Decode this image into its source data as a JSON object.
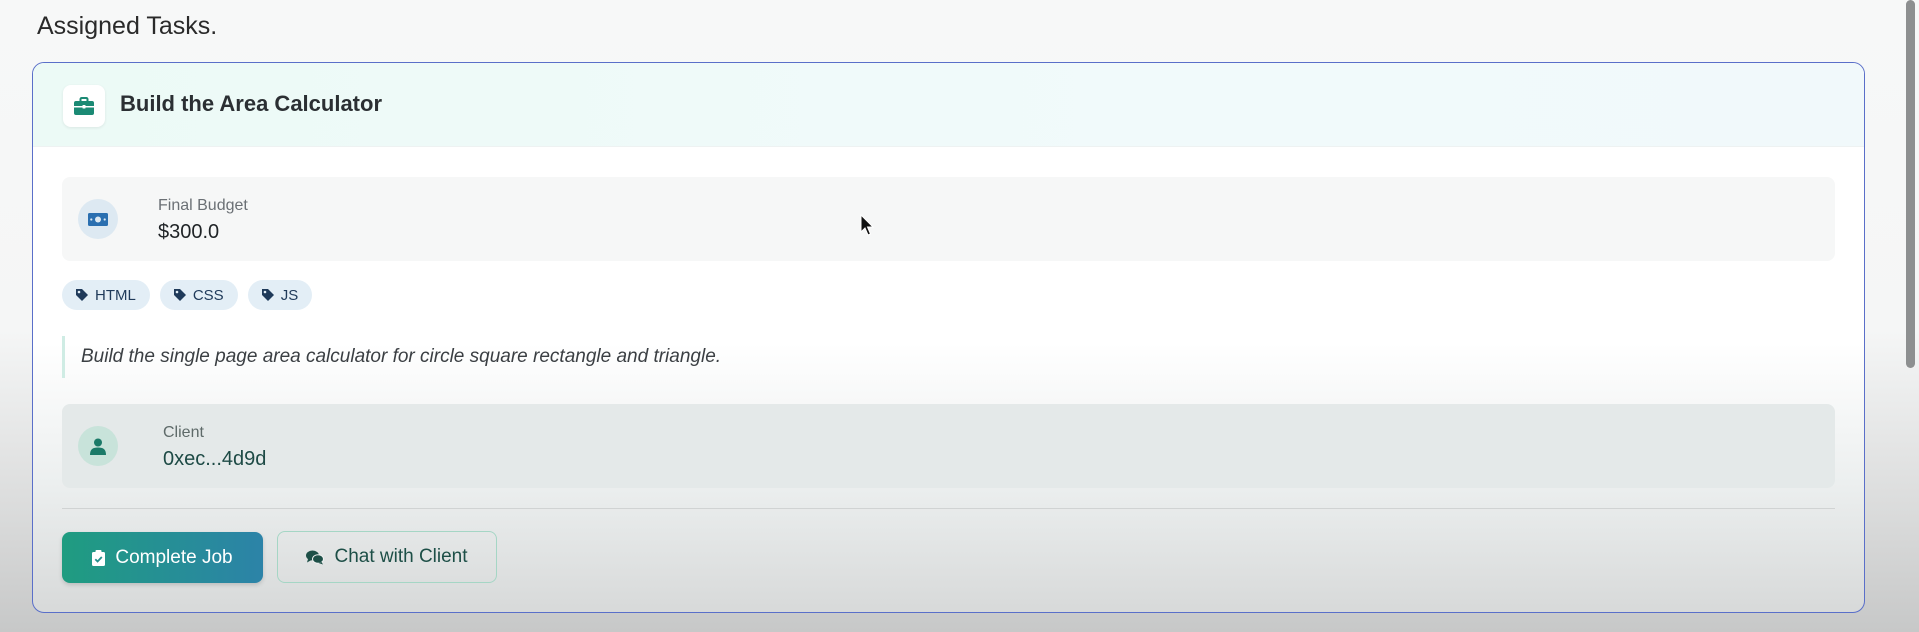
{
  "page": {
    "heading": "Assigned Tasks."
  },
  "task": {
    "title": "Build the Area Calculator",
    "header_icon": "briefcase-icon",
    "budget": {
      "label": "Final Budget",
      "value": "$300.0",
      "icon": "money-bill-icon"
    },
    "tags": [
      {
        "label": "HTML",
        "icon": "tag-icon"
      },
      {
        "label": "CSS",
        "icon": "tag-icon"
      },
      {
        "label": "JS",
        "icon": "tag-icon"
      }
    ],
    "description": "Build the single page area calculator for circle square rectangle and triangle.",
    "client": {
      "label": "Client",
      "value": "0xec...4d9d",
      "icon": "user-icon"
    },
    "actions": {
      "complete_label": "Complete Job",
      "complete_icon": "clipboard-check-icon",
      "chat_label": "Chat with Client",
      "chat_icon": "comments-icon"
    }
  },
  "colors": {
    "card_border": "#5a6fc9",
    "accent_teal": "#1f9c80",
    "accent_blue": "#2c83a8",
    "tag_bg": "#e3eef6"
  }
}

============

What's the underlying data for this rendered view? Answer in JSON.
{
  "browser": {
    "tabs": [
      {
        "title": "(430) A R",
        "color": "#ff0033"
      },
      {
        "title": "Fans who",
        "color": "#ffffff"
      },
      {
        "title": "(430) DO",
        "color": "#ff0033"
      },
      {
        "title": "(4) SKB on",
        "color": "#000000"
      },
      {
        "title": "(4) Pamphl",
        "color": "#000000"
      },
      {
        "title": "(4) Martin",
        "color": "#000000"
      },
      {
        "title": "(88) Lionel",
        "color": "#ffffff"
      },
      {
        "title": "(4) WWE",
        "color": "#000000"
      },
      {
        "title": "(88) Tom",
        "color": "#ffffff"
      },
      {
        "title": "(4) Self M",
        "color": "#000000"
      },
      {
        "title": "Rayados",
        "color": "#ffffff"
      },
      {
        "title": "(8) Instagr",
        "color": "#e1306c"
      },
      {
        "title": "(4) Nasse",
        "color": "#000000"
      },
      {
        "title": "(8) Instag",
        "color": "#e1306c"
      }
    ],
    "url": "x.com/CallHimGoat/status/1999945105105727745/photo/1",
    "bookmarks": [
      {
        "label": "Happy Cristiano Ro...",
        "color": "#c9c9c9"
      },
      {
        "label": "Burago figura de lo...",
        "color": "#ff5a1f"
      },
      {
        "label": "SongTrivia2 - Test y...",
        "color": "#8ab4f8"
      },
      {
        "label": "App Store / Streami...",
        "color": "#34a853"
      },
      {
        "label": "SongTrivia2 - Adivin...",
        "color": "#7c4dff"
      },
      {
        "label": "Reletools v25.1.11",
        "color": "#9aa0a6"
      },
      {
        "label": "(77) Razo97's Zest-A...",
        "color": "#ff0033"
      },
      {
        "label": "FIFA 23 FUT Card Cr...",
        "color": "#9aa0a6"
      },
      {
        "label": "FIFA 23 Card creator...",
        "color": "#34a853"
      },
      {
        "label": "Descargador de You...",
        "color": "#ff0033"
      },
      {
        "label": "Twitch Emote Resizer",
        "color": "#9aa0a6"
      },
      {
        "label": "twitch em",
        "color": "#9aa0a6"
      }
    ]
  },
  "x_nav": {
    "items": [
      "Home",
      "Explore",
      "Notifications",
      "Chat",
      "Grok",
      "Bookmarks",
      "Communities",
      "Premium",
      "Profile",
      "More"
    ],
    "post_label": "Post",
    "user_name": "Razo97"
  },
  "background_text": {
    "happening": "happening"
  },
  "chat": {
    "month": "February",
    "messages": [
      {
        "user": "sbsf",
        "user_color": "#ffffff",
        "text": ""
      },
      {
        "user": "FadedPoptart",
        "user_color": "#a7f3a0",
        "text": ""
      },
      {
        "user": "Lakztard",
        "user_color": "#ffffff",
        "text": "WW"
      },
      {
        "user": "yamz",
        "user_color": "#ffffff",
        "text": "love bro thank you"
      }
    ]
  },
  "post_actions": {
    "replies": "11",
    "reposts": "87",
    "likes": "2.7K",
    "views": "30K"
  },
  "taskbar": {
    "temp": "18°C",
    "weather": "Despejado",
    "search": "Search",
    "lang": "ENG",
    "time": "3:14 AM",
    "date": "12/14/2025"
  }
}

============

# WRITTEN INSTRUCTION:
Scan the material above. Copy each line where "page" occurs.

# EXERCISE ANSWER:
  "page": {
    "description": "Build the single page area calculator for circle square rectangle and triangle.",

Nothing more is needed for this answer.